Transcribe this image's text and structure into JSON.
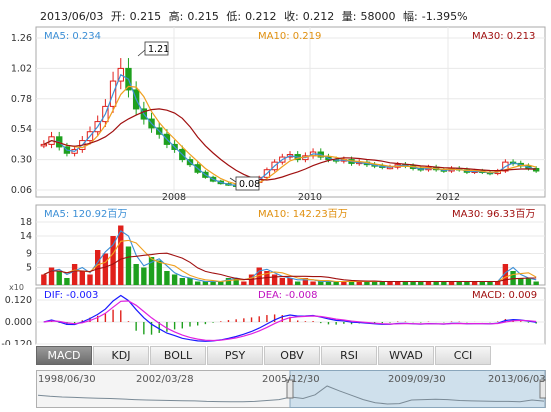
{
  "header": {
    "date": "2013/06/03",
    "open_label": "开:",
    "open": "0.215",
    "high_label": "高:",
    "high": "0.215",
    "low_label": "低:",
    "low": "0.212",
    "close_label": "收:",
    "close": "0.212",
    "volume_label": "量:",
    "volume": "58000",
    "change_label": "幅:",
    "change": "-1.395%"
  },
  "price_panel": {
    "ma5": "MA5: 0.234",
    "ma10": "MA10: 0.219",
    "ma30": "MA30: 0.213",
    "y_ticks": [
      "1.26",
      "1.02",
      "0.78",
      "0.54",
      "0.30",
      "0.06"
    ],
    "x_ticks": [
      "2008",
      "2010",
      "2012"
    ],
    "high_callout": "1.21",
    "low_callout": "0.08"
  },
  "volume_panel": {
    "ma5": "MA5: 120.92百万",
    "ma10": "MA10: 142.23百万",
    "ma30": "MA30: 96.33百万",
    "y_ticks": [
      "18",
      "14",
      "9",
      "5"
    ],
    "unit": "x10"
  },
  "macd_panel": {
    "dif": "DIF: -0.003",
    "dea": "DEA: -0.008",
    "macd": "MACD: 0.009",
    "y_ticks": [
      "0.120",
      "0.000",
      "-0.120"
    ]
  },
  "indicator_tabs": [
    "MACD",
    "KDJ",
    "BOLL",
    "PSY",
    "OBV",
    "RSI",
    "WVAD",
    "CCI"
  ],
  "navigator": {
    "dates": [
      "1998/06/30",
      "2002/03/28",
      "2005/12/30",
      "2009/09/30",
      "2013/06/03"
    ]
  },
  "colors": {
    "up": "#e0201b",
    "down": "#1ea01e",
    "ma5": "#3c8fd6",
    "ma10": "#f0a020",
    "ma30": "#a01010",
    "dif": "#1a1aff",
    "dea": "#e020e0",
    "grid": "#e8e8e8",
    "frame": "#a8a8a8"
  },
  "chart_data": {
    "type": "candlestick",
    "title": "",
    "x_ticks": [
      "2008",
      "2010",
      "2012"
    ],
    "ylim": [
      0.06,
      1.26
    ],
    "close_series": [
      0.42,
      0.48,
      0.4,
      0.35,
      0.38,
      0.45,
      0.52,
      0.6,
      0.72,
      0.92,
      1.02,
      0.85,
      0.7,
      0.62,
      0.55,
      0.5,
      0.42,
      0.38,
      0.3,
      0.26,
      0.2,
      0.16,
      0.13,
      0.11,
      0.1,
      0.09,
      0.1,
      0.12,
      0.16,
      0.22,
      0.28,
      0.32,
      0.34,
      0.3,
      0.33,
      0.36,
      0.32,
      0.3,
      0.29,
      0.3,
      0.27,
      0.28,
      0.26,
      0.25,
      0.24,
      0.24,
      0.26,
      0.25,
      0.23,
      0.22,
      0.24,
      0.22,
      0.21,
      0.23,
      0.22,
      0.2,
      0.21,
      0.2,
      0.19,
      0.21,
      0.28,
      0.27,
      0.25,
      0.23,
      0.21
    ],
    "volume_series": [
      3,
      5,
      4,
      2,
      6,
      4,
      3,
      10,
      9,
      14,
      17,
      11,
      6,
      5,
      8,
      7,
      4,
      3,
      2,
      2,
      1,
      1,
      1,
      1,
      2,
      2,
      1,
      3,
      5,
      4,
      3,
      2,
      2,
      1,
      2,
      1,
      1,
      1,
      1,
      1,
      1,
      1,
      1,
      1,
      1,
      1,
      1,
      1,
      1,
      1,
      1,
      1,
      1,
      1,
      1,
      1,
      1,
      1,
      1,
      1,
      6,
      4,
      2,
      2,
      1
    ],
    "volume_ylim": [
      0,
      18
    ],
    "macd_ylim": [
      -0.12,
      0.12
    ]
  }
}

...

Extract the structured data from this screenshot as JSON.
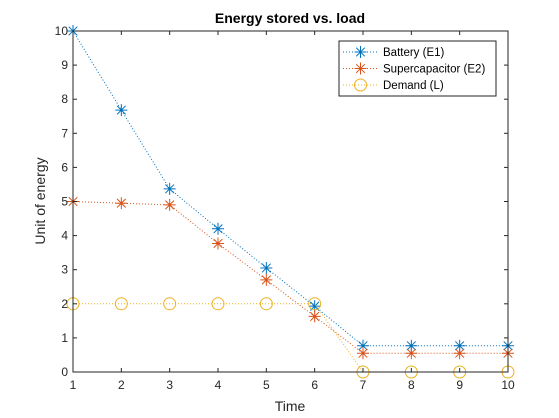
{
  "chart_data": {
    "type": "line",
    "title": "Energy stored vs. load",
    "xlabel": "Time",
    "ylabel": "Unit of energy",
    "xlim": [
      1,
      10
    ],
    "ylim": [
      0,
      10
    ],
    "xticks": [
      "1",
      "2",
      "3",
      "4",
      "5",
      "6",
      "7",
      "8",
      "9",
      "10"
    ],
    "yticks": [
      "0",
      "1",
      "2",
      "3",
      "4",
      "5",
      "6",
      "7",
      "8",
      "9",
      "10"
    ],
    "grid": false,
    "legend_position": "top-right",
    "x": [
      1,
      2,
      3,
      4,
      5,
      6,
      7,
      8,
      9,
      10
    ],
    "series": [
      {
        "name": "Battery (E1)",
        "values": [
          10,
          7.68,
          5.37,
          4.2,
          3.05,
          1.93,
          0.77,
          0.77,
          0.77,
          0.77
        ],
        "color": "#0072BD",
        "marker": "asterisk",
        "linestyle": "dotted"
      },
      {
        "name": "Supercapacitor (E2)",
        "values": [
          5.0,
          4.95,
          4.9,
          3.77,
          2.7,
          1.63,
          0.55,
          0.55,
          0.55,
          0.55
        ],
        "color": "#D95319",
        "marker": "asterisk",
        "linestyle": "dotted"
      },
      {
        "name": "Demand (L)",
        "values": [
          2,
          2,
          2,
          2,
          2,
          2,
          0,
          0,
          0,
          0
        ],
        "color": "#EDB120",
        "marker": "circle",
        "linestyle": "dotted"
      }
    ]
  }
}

◆ Task to carry out ◆
List all lines where "this" occurs.

◆ Finished answer ◆
Transcribe this image's text and structure into JSON.
Extract the structured data from this screenshot as JSON.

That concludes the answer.